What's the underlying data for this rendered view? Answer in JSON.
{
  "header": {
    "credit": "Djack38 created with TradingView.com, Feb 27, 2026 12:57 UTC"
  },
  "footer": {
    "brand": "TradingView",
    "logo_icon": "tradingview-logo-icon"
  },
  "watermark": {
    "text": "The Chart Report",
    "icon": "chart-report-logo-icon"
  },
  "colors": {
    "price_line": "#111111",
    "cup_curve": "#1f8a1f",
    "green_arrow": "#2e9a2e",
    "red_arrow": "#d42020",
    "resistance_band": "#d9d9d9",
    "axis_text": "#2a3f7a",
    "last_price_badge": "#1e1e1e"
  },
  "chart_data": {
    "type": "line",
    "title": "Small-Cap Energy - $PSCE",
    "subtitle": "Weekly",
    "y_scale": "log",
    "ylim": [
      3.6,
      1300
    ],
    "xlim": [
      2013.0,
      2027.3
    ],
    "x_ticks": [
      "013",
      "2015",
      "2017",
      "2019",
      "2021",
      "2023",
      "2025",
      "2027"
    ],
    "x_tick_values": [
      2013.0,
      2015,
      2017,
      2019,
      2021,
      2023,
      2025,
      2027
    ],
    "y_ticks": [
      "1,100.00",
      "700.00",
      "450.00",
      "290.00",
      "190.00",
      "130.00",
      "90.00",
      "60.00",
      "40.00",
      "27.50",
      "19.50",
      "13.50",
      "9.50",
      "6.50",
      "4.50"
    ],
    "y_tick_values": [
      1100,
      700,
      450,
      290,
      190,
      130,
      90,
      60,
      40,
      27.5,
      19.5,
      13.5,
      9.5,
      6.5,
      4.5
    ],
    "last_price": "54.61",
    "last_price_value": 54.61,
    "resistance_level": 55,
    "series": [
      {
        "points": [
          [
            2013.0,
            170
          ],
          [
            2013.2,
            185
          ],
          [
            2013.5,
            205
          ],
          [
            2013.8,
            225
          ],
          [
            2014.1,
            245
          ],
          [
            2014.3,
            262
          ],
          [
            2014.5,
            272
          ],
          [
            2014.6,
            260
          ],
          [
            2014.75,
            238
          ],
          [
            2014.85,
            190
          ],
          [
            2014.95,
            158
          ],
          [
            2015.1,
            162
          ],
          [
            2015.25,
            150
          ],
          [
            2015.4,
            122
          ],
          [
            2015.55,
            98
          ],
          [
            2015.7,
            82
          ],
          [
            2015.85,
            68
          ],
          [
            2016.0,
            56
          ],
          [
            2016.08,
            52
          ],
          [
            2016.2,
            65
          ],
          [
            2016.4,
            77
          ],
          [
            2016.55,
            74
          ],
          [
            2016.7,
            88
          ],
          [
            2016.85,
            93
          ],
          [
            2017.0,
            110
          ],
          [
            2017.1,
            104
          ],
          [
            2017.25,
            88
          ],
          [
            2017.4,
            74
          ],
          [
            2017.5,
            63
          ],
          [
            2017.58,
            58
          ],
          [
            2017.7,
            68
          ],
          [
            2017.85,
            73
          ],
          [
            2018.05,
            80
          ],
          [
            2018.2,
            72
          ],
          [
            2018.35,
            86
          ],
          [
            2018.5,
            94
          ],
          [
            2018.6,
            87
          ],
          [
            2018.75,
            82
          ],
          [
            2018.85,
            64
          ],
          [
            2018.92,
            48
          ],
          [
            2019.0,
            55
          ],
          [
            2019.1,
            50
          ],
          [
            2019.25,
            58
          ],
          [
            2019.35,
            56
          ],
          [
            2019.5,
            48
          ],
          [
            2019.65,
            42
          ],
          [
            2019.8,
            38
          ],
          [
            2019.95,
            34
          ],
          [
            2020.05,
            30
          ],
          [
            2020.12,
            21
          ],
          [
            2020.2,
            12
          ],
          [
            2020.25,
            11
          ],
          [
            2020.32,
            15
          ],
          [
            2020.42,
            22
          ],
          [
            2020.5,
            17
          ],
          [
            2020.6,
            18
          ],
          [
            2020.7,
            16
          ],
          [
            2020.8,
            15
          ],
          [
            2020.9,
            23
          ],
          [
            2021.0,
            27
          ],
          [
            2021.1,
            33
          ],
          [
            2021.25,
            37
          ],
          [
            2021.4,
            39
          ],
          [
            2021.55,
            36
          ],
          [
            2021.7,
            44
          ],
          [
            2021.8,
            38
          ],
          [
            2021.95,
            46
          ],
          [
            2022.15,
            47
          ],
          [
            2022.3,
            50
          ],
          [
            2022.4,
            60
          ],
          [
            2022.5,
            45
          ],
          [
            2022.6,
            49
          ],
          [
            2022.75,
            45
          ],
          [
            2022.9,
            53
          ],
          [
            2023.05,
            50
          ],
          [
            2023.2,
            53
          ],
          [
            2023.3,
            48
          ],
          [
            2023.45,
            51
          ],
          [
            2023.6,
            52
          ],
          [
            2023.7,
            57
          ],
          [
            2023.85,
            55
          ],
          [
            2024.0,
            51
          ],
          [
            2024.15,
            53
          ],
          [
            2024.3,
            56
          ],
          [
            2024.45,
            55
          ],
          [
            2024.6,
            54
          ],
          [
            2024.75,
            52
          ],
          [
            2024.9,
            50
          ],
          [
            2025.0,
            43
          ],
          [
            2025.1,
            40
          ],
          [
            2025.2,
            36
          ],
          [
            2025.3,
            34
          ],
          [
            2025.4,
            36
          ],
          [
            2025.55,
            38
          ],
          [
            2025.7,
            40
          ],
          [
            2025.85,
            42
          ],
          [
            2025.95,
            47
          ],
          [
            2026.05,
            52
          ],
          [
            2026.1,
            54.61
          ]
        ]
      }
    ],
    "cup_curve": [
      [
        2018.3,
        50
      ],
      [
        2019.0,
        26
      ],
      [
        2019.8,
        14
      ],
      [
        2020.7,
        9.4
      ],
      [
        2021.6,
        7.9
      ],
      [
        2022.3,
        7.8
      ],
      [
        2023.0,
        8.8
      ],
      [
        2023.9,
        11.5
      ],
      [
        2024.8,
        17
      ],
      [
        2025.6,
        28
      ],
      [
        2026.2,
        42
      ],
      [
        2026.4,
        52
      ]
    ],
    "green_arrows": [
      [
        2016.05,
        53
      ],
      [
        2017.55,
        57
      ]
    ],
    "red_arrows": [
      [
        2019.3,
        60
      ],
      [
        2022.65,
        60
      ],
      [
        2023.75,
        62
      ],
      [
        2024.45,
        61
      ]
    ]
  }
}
= = = = =
#### EXERCISE DETAILS
From the first line to the last, please quote the material above exactly.

#### EXERCISE OUTPUT
What's the underlying data for this rendered view? Answer in JSON.
{
  "header": {
    "credit": "Djack38 created with TradingView.com, Feb 27, 2026 12:57 UTC"
  },
  "footer": {
    "brand": "TradingView",
    "logo_icon": "tradingview-logo-icon"
  },
  "watermark": {
    "text": "The Chart Report",
    "icon": "chart-report-logo-icon"
  },
  "colors": {
    "price_line": "#111111",
    "cup_curve": "#1f8a1f",
    "green_arrow": "#2e9a2e",
    "red_arrow": "#d42020",
    "resistance_band": "#d9d9d9",
    "axis_text": "#2a3f7a",
    "last_price_badge": "#1e1e1e"
  },
  "chart_data": {
    "type": "line",
    "title": "Small-Cap Energy - $PSCE",
    "subtitle": "Weekly",
    "y_scale": "log",
    "ylim": [
      3.6,
      1300
    ],
    "xlim": [
      2013.0,
      2027.3
    ],
    "x_ticks": [
      "013",
      "2015",
      "2017",
      "2019",
      "2021",
      "2023",
      "2025",
      "2027"
    ],
    "x_tick_values": [
      2013.0,
      2015,
      2017,
      2019,
      2021,
      2023,
      2025,
      2027
    ],
    "y_ticks": [
      "1,100.00",
      "700.00",
      "450.00",
      "290.00",
      "190.00",
      "130.00",
      "90.00",
      "60.00",
      "40.00",
      "27.50",
      "19.50",
      "13.50",
      "9.50",
      "6.50",
      "4.50"
    ],
    "y_tick_values": [
      1100,
      700,
      450,
      290,
      190,
      130,
      90,
      60,
      40,
      27.5,
      19.5,
      13.5,
      9.5,
      6.5,
      4.5
    ],
    "last_price": "54.61",
    "last_price_value": 54.61,
    "resistance_level": 55,
    "series": [
      {
        "points": [
          [
            2013.0,
            170
          ],
          [
            2013.2,
            185
          ],
          [
            2013.5,
            205
          ],
          [
            2013.8,
            225
          ],
          [
            2014.1,
            245
          ],
          [
            2014.3,
            262
          ],
          [
            2014.5,
            272
          ],
          [
            2014.6,
            260
          ],
          [
            2014.75,
            238
          ],
          [
            2014.85,
            190
          ],
          [
            2014.95,
            158
          ],
          [
            2015.1,
            162
          ],
          [
            2015.25,
            150
          ],
          [
            2015.4,
            122
          ],
          [
            2015.55,
            98
          ],
          [
            2015.7,
            82
          ],
          [
            2015.85,
            68
          ],
          [
            2016.0,
            56
          ],
          [
            2016.08,
            52
          ],
          [
            2016.2,
            65
          ],
          [
            2016.4,
            77
          ],
          [
            2016.55,
            74
          ],
          [
            2016.7,
            88
          ],
          [
            2016.85,
            93
          ],
          [
            2017.0,
            110
          ],
          [
            2017.1,
            104
          ],
          [
            2017.25,
            88
          ],
          [
            2017.4,
            74
          ],
          [
            2017.5,
            63
          ],
          [
            2017.58,
            58
          ],
          [
            2017.7,
            68
          ],
          [
            2017.85,
            73
          ],
          [
            2018.05,
            80
          ],
          [
            2018.2,
            72
          ],
          [
            2018.35,
            86
          ],
          [
            2018.5,
            94
          ],
          [
            2018.6,
            87
          ],
          [
            2018.75,
            82
          ],
          [
            2018.85,
            64
          ],
          [
            2018.92,
            48
          ],
          [
            2019.0,
            55
          ],
          [
            2019.1,
            50
          ],
          [
            2019.25,
            58
          ],
          [
            2019.35,
            56
          ],
          [
            2019.5,
            48
          ],
          [
            2019.65,
            42
          ],
          [
            2019.8,
            38
          ],
          [
            2019.95,
            34
          ],
          [
            2020.05,
            30
          ],
          [
            2020.12,
            21
          ],
          [
            2020.2,
            12
          ],
          [
            2020.25,
            11
          ],
          [
            2020.32,
            15
          ],
          [
            2020.42,
            22
          ],
          [
            2020.5,
            17
          ],
          [
            2020.6,
            18
          ],
          [
            2020.7,
            16
          ],
          [
            2020.8,
            15
          ],
          [
            2020.9,
            23
          ],
          [
            2021.0,
            27
          ],
          [
            2021.1,
            33
          ],
          [
            2021.25,
            37
          ],
          [
            2021.4,
            39
          ],
          [
            2021.55,
            36
          ],
          [
            2021.7,
            44
          ],
          [
            2021.8,
            38
          ],
          [
            2021.95,
            46
          ],
          [
            2022.15,
            47
          ],
          [
            2022.3,
            50
          ],
          [
            2022.4,
            60
          ],
          [
            2022.5,
            45
          ],
          [
            2022.6,
            49
          ],
          [
            2022.75,
            45
          ],
          [
            2022.9,
            53
          ],
          [
            2023.05,
            50
          ],
          [
            2023.2,
            53
          ],
          [
            2023.3,
            48
          ],
          [
            2023.45,
            51
          ],
          [
            2023.6,
            52
          ],
          [
            2023.7,
            57
          ],
          [
            2023.85,
            55
          ],
          [
            2024.0,
            51
          ],
          [
            2024.15,
            53
          ],
          [
            2024.3,
            56
          ],
          [
            2024.45,
            55
          ],
          [
            2024.6,
            54
          ],
          [
            2024.75,
            52
          ],
          [
            2024.9,
            50
          ],
          [
            2025.0,
            43
          ],
          [
            2025.1,
            40
          ],
          [
            2025.2,
            36
          ],
          [
            2025.3,
            34
          ],
          [
            2025.4,
            36
          ],
          [
            2025.55,
            38
          ],
          [
            2025.7,
            40
          ],
          [
            2025.85,
            42
          ],
          [
            2025.95,
            47
          ],
          [
            2026.05,
            52
          ],
          [
            2026.1,
            54.61
          ]
        ]
      }
    ],
    "cup_curve": [
      [
        2018.3,
        50
      ],
      [
        2019.0,
        26
      ],
      [
        2019.8,
        14
      ],
      [
        2020.7,
        9.4
      ],
      [
        2021.6,
        7.9
      ],
      [
        2022.3,
        7.8
      ],
      [
        2023.0,
        8.8
      ],
      [
        2023.9,
        11.5
      ],
      [
        2024.8,
        17
      ],
      [
        2025.6,
        28
      ],
      [
        2026.2,
        42
      ],
      [
        2026.4,
        52
      ]
    ],
    "green_arrows": [
      [
        2016.05,
        53
      ],
      [
        2017.55,
        57
      ]
    ],
    "red_arrows": [
      [
        2019.3,
        60
      ],
      [
        2022.65,
        60
      ],
      [
        2023.75,
        62
      ],
      [
        2024.45,
        61
      ]
    ]
  }
}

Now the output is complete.